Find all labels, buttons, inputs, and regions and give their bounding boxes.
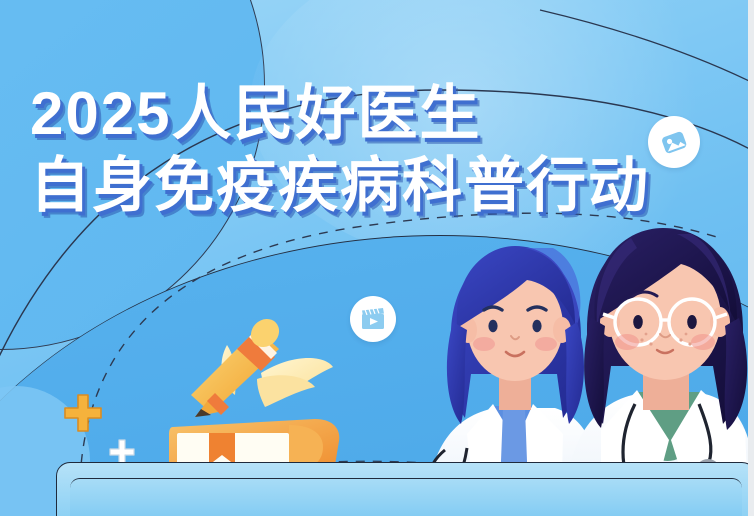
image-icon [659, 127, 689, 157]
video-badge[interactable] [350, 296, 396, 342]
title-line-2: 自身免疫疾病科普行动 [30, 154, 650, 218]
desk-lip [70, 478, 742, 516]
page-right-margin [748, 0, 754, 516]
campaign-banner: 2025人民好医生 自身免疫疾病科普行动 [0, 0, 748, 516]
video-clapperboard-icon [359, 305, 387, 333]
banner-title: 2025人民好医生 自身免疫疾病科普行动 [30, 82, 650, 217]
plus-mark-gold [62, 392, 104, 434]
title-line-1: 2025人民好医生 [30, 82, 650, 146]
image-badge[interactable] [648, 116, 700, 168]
==
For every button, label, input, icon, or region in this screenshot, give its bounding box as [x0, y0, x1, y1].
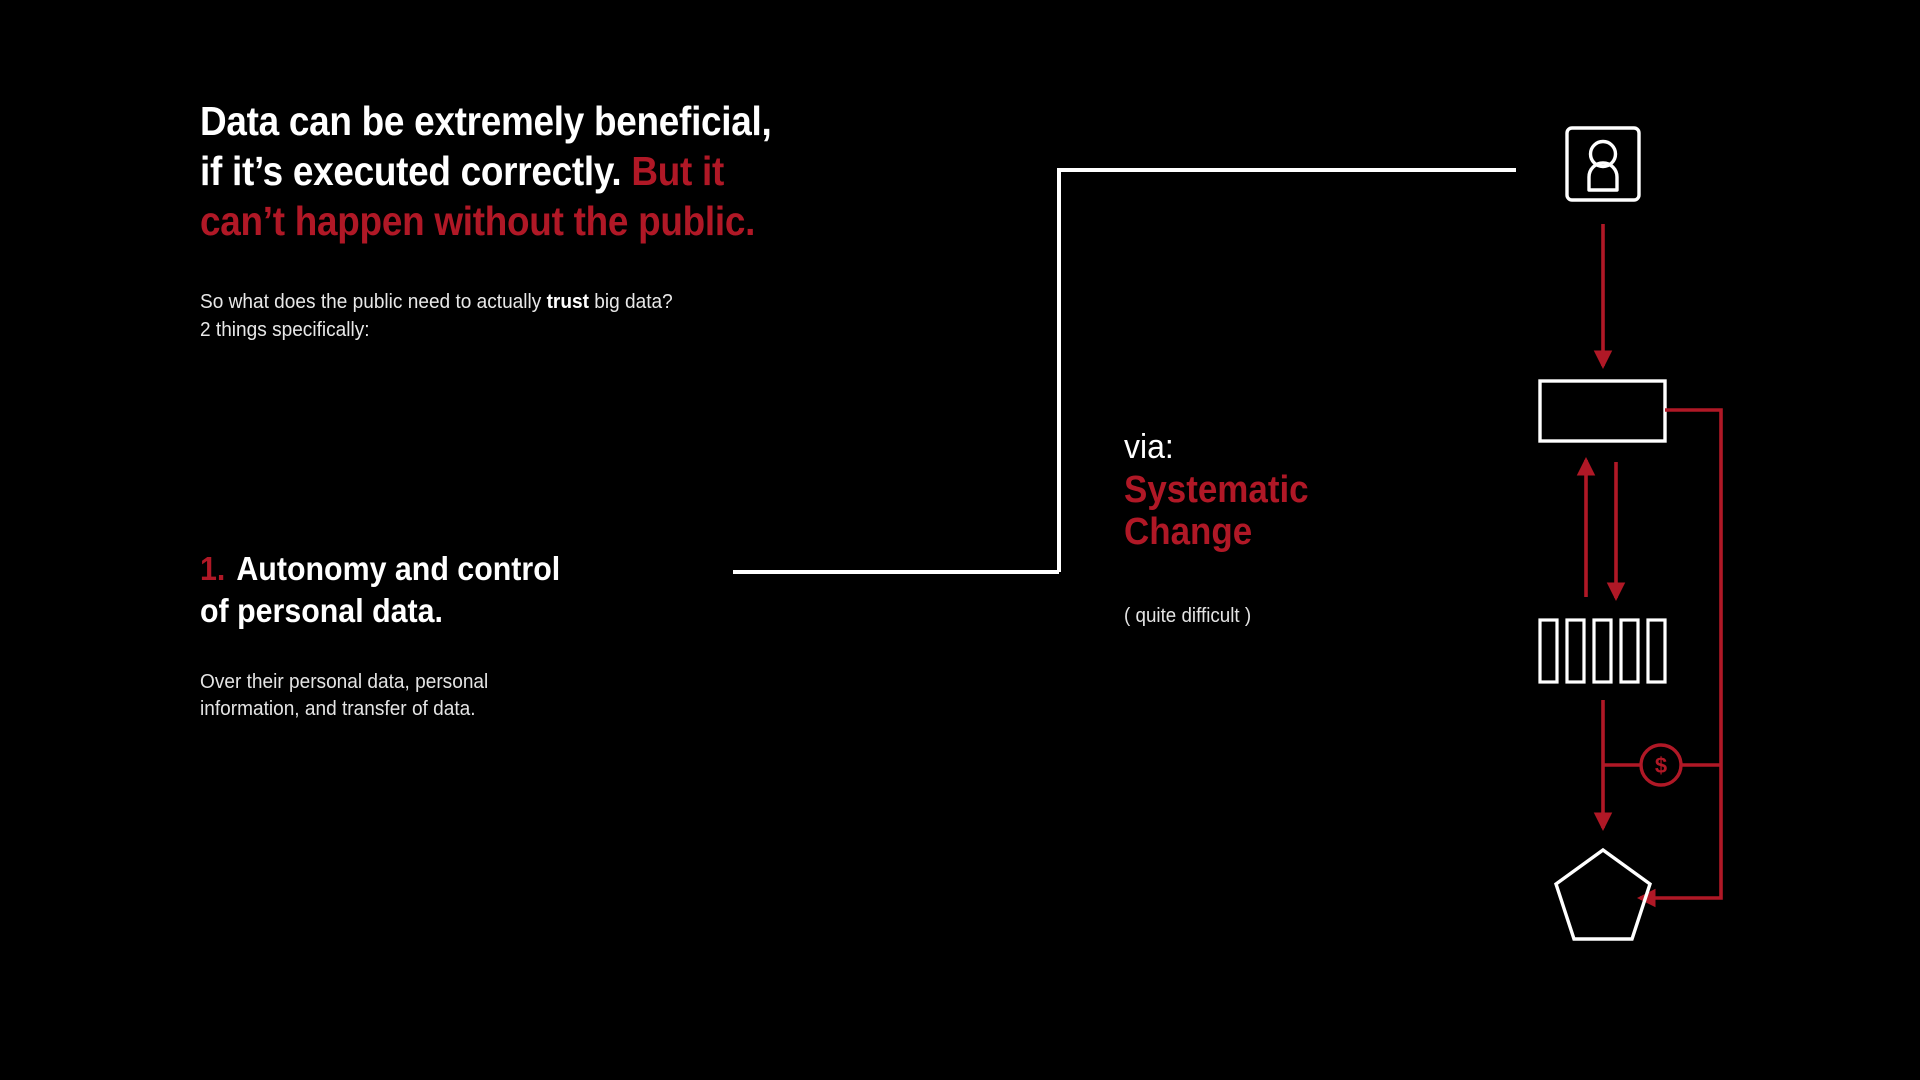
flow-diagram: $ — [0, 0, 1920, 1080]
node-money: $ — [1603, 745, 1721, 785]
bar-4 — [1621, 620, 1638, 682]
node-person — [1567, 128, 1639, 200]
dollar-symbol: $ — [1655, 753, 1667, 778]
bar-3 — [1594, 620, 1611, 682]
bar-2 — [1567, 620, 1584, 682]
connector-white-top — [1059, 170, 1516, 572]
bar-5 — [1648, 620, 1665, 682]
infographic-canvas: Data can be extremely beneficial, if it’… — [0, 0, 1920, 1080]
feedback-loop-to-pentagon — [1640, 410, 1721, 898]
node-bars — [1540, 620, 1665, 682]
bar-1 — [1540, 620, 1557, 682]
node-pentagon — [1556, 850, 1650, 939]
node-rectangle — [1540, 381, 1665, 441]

## Problem to work on
Copy the records from the line with "Find all labels, buttons, inputs, and" up to and including the line with "image-badge[interactable] [648, 116, 700, 168]", exactly as they appear, omitting the pictures.

## Answer to this task
Find all labels, buttons, inputs, and regions and give their bounding boxes.
image-icon [659, 127, 689, 157]
video-badge[interactable] [350, 296, 396, 342]
title-line-2: 自身免疫疾病科普行动 [30, 154, 650, 218]
desk-lip [70, 478, 742, 516]
page-right-margin [748, 0, 754, 516]
campaign-banner: 2025人民好医生 自身免疫疾病科普行动 [0, 0, 748, 516]
video-clapperboard-icon [359, 305, 387, 333]
banner-title: 2025人民好医生 自身免疫疾病科普行动 [30, 82, 650, 217]
plus-mark-gold [62, 392, 104, 434]
title-line-1: 2025人民好医生 [30, 82, 650, 146]
image-badge[interactable] [648, 116, 700, 168]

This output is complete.